▶ **AIM OF THE TASK**
Quote, without change, all of the lines that follow.

▶ **SUPPLIED RECORDS**
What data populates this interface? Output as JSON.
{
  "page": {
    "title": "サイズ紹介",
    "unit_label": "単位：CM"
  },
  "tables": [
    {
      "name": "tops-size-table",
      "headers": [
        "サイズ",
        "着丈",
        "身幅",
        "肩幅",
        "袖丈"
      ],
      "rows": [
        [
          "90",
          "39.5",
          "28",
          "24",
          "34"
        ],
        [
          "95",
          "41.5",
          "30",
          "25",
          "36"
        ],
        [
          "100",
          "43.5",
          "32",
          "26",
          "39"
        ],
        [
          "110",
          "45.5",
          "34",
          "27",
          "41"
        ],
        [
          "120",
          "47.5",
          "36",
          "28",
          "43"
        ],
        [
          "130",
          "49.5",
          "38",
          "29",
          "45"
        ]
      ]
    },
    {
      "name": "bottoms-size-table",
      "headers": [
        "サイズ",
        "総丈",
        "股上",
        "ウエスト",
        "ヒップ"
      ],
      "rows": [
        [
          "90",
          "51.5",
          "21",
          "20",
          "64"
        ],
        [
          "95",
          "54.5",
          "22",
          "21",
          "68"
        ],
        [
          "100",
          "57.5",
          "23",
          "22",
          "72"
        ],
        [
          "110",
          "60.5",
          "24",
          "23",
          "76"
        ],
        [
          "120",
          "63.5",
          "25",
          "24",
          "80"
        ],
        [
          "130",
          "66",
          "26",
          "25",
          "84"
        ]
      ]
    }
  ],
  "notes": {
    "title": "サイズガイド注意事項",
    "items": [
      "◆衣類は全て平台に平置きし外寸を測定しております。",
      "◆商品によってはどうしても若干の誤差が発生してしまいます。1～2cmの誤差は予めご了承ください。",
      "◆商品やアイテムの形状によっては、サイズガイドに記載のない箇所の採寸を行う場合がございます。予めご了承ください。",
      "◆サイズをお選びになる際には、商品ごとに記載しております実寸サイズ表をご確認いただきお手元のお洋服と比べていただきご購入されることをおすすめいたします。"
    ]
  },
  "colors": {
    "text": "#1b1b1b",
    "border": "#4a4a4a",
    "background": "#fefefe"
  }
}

▶ **THE OUTPUT**
What data populates this interface? Output as JSON.
{
  "page": {
    "title": "サイズ紹介",
    "unit_label": "単位：CM"
  },
  "tables": [
    {
      "name": "tops-size-table",
      "headers": [
        "サイズ",
        "着丈",
        "身幅",
        "肩幅",
        "袖丈"
      ],
      "rows": [
        [
          "90",
          "39.5",
          "28",
          "24",
          "34"
        ],
        [
          "95",
          "41.5",
          "30",
          "25",
          "36"
        ],
        [
          "100",
          "43.5",
          "32",
          "26",
          "39"
        ],
        [
          "110",
          "45.5",
          "34",
          "27",
          "41"
        ],
        [
          "120",
          "47.5",
          "36",
          "28",
          "43"
        ],
        [
          "130",
          "49.5",
          "38",
          "29",
          "45"
        ]
      ]
    },
    {
      "name": "bottoms-size-table",
      "headers": [
        "サイズ",
        "総丈",
        "股上",
        "ウエスト",
        "ヒップ"
      ],
      "rows": [
        [
          "90",
          "51.5",
          "21",
          "20",
          "64"
        ],
        [
          "95",
          "54.5",
          "22",
          "21",
          "68"
        ],
        [
          "100",
          "57.5",
          "23",
          "22",
          "72"
        ],
        [
          "110",
          "60.5",
          "24",
          "23",
          "76"
        ],
        [
          "120",
          "63.5",
          "25",
          "24",
          "80"
        ],
        [
          "130",
          "66",
          "26",
          "25",
          "84"
        ]
      ]
    }
  ],
  "notes": {
    "title": "サイズガイド注意事項",
    "items": [
      "◆衣類は全て平台に平置きし外寸を測定しております。",
      "◆商品によってはどうしても若干の誤差が発生してしまいます。1～2cmの誤差は予めご了承ください。",
      "◆商品やアイテムの形状によっては、サイズガイドに記載のない箇所の採寸を行う場合がございます。予めご了承ください。",
      "◆サイズをお選びになる際には、商品ごとに記載しております実寸サイズ表をご確認いただきお手元のお洋服と比べていただきご購入されることをおすすめいたします。"
    ]
  },
  "colors": {
    "text": "#1b1b1b",
    "border": "#4a4a4a",
    "background": "#fefefe"
  }
}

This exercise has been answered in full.